● Task brief
Retype all material exactly. Pictures stay out of the copy.
* start *
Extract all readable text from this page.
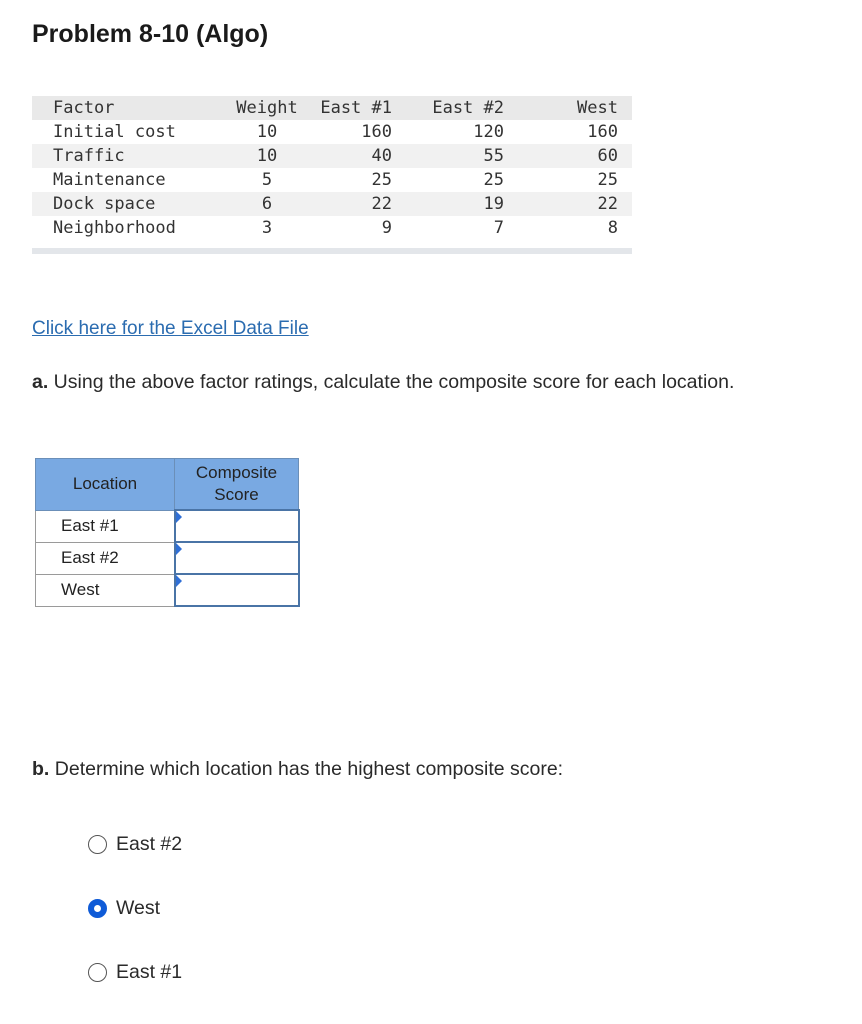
Problem 8-10 (Algo)
Factor	Weight	East #1	East #2	West
Initial cost	10	160	120	160
Traffic	10	40	55	60
Maintenance	5	25	25	25
Dock space	6	22	19	22
Neighborhood	3	9	7	8
Click here for the Excel Data File

a. Using the above factor ratings, calculate the composite score for each location.

Location	Composite
Score
East #1	

East #2	

West	

b. Determine which location has the highest composite score:

East #2
West
East #1
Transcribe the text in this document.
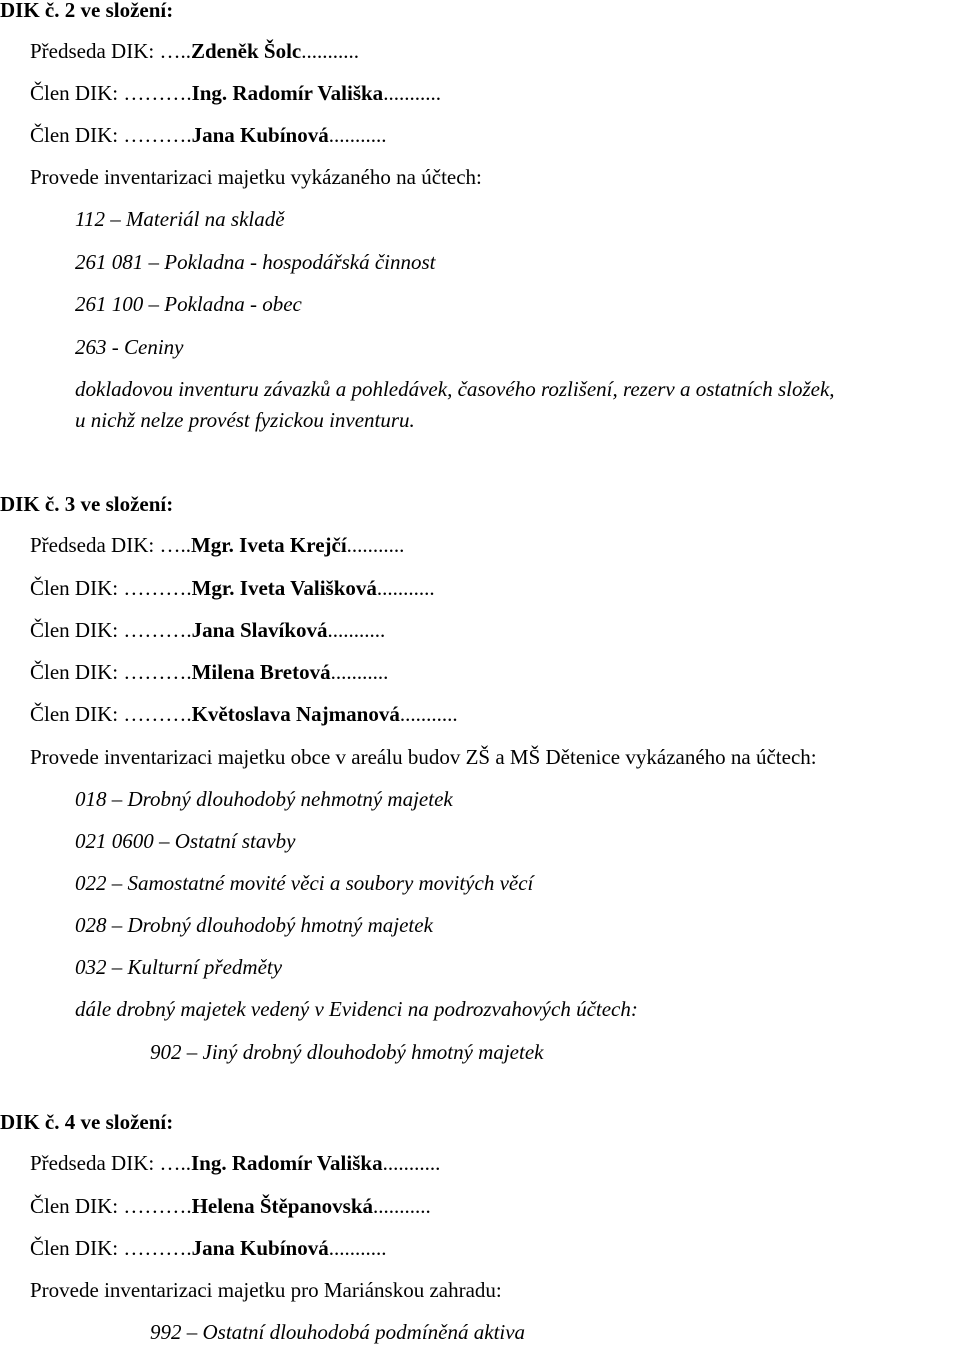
DIK č. 2 ve složení:
Předseda DIK: …..Zdeněk Šolc...........
Člen DIK: ……….Ing. Radomír Vališka...........
Člen DIK: ……….Jana Kubínová...........
Provede inventarizaci majetku vykázaného na účtech:
112 – Materiál na skladě
261 081 – Pokladna - hospodářská činnost
261 100 – Pokladna - obec
263 - Ceniny
dokladovou inventuru závazků a pohledávek, časového rozlišení, rezerv a ostatních složek,
u nichž nelze provést fyzickou inventuru.
DIK č. 3 ve složení:
Předseda DIK: …..Mgr. Iveta Krejčí...........
Člen DIK: ……….Mgr. Iveta Vališková...........
Člen DIK: ……….Jana Slavíková...........
Člen DIK: ……….Milena Bretová...........
Člen DIK: ……….Květoslava Najmanová...........
Provede inventarizaci majetku obce v areálu budov ZŠ a MŠ Dětenice vykázaného na účtech:
018 – Drobný dlouhodobý nehmotný majetek
021 0600 – Ostatní stavby
022 – Samostatné movité věci a soubory movitých věcí
028 – Drobný dlouhodobý hmotný majetek
032 – Kulturní předměty
dále drobný majetek vedený v Evidenci na podrozvahových účtech:
902 – Jiný drobný dlouhodobý hmotný majetek
DIK č. 4 ve složení:
Předseda DIK: …..Ing. Radomír Vališka...........
Člen DIK: ……….Helena Štěpanovská...........
Člen DIK: ……….Jana Kubínová...........
Provede inventarizaci majetku pro Mariánskou zahradu:
992 – Ostatní dlouhodobá podmíněná aktiva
* end *
● Task output
Extract all readable text from this page.
Problem 8-10 (Algo)
Factor	Weight	East #1	East #2	West
Initial cost	10	160	120	160
Traffic	10	40	55	60
Maintenance	5	25	25	25
Dock space	6	22	19	22
Neighborhood	3	9	7	8
Click here for the Excel Data File

a. Using the above factor ratings, calculate the composite score for each location.

Location	Composite
Score
East #1	

East #2	

West	

b. Determine which location has the highest composite score:

East #2
West
East #1
Transcribe the text in this document.
DIK č. 2 ve složení:
Předseda DIK: …..Zdeněk Šolc...........
Člen DIK: ……….Ing. Radomír Vališka...........
Člen DIK: ……….Jana Kubínová...........
Provede inventarizaci majetku vykázaného na účtech:
112 – Materiál na skladě
261 081 – Pokladna - hospodářská činnost
261 100 – Pokladna - obec
263 - Ceniny
dokladovou inventuru závazků a pohledávek, časového rozlišení, rezerv a ostatních složek,
u nichž nelze provést fyzickou inventuru.
DIK č. 3 ve složení:
Předseda DIK: …..Mgr. Iveta Krejčí...........
Člen DIK: ……….Mgr. Iveta Vališková...........
Člen DIK: ……….Jana Slavíková...........
Člen DIK: ……….Milena Bretová...........
Člen DIK: ……….Květoslava Najmanová...........
Provede inventarizaci majetku obce v areálu budov ZŠ a MŠ Dětenice vykázaného na účtech:
018 – Drobný dlouhodobý nehmotný majetek
021 0600 – Ostatní stavby
022 – Samostatné movité věci a soubory movitých věcí
028 – Drobný dlouhodobý hmotný majetek
032 – Kulturní předměty
dále drobný majetek vedený v Evidenci na podrozvahových účtech:
902 – Jiný drobný dlouhodobý hmotný majetek
DIK č. 4 ve složení:
Předseda DIK: …..Ing. Radomír Vališka...........
Člen DIK: ……….Helena Štěpanovská...........
Člen DIK: ……….Jana Kubínová...........
Provede inventarizaci majetku pro Mariánskou zahradu:
992 – Ostatní dlouhodobá podmíněná aktiva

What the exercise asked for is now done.